- [The exercise] Every entry that follows should be reproduced exactly.

- [Records contained in a dataset]
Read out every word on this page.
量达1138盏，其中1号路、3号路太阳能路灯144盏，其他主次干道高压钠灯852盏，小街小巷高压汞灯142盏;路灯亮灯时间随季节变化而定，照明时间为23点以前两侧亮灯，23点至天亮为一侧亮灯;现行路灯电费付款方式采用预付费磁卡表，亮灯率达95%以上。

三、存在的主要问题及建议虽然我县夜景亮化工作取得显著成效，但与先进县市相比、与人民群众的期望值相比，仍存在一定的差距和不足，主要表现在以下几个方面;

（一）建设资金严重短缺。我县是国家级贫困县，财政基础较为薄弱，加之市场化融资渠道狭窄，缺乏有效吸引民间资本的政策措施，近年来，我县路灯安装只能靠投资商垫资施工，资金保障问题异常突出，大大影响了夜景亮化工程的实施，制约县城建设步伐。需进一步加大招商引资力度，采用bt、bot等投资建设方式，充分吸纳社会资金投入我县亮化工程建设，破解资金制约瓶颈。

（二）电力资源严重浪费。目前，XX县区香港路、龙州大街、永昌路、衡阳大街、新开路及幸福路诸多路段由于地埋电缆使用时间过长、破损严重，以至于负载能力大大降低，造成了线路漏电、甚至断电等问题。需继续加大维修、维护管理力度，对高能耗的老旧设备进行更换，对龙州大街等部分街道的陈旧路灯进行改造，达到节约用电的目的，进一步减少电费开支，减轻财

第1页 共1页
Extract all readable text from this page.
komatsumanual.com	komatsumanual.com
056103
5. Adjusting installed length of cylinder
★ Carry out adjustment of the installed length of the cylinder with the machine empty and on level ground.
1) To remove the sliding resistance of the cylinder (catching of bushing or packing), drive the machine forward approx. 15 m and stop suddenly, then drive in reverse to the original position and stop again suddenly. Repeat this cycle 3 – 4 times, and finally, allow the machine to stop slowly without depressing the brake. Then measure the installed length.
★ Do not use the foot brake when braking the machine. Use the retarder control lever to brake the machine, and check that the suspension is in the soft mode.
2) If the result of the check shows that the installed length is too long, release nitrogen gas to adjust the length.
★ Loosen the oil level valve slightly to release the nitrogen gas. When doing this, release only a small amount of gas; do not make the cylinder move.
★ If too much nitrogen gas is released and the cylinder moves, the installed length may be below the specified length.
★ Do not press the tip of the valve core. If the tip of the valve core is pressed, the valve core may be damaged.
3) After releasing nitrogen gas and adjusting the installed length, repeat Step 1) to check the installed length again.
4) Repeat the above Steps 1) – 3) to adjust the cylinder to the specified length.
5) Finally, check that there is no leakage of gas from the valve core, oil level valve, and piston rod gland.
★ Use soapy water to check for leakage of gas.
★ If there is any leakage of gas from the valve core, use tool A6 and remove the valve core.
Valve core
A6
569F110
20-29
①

- [Output]
Read out every word on this page.
量达1138盏，其中1号路、3号路太阳能路灯144盏，其他主次干道高压钠灯852盏，小街小巷高压汞灯142盏;路灯亮灯时间随季节变化而定，照明时间为23点以前两侧亮灯，23点至天亮为一侧亮灯;现行路灯电费付款方式采用预付费磁卡表，亮灯率达95%以上。

三、存在的主要问题及建议虽然我县夜景亮化工作取得显著成效，但与先进县市相比、与人民群众的期望值相比，仍存在一定的差距和不足，主要表现在以下几个方面;

（一）建设资金严重短缺。我县是国家级贫困县，财政基础较为薄弱，加之市场化融资渠道狭窄，缺乏有效吸引民间资本的政策措施，近年来，我县路灯安装只能靠投资商垫资施工，资金保障问题异常突出，大大影响了夜景亮化工程的实施，制约县城建设步伐。需进一步加大招商引资力度，采用bt、bot等投资建设方式，充分吸纳社会资金投入我县亮化工程建设，破解资金制约瓶颈。

（二）电力资源严重浪费。目前，XX县区香港路、龙州大街、永昌路、衡阳大街、新开路及幸福路诸多路段由于地埋电缆使用时间过长、破损严重，以至于负载能力大大降低，造成了线路漏电、甚至断电等问题。需继续加大维修、维护管理力度，对高能耗的老旧设备进行更换，对龙州大街等部分街道的陈旧路灯进行改造，达到节约用电的目的，进一步减少电费开支，减轻财

第1页 共1页
Extract all readable text from this page.
komatsumanual.com	komatsumanual.com
056103
5. Adjusting installed length of cylinder
★ Carry out adjustment of the installed length of the cylinder with the machine empty and on level ground.
1) To remove the sliding resistance of the cylinder (catching of bushing or packing), drive the machine forward approx. 15 m and stop suddenly, then drive in reverse to the original position and stop again suddenly. Repeat this cycle 3 – 4 times, and finally, allow the machine to stop slowly without depressing the brake. Then measure the installed length.
★ Do not use the foot brake when braking the machine. Use the retarder control lever to brake the machine, and check that the suspension is in the soft mode.
2) If the result of the check shows that the installed length is too long, release nitrogen gas to adjust the length.
★ Loosen the oil level valve slightly to release the nitrogen gas. When doing this, release only a small amount of gas; do not make the cylinder move.
★ If too much nitrogen gas is released and the cylinder moves, the installed length may be below the specified length.
★ Do not press the tip of the valve core. If the tip of the valve core is pressed, the valve core may be damaged.
3) After releasing nitrogen gas and adjusting the installed length, repeat Step 1) to check the installed length again.
4) Repeat the above Steps 1) – 3) to adjust the cylinder to the specified length.
5) Finally, check that there is no leakage of gas from the valve core, oil level valve, and piston rod gland.
★ Use soapy water to check for leakage of gas.
★ If there is any leakage of gas from the valve core, use tool A6 and remove the valve core.
Valve core
A6
569F110
20-29
①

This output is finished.